> BRIEF
List each line of the data that holds the string "Предыдущее", please.

> DATASET
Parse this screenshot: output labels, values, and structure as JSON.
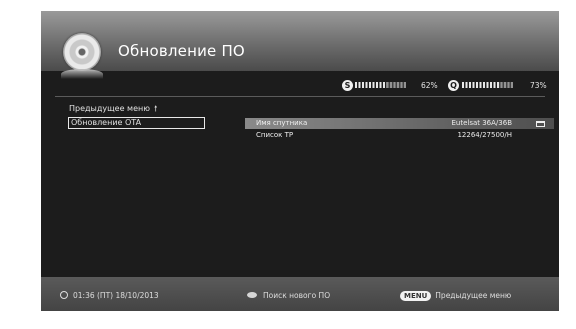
{
  "header": {
    "title": "Обновление ПО",
    "disc_icon": "disc-icon"
  },
  "signal": {
    "strength_icon": "S",
    "strength_percent": "62%",
    "strength_level": 0.62,
    "quality_icon": "Q",
    "quality_percent": "73%",
    "quality_level": 0.73
  },
  "menu": {
    "items": [
      {
        "label": "Предыдущее меню",
        "icon": "arrow-up-icon",
        "arrow": "🠕"
      },
      {
        "label": "Обновление OTA",
        "selected": true
      }
    ]
  },
  "settings": {
    "rows": [
      {
        "label": "Имя спутника",
        "value": "Eutelsat 36A/36B",
        "active": true
      },
      {
        "label": "Список TP",
        "value": "12264/27500/H"
      }
    ]
  },
  "footer": {
    "datetime": "01:36 (ПТ) 18/10/2013",
    "search_label": "Поиск нового ПО",
    "menu_key": "MENU",
    "previous_menu_label": "Предыдущее меню"
  }
}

> EXERCISE ANSWER
        "label": "Предыдущее меню",
    "previous_menu_label": "Предыдущее меню"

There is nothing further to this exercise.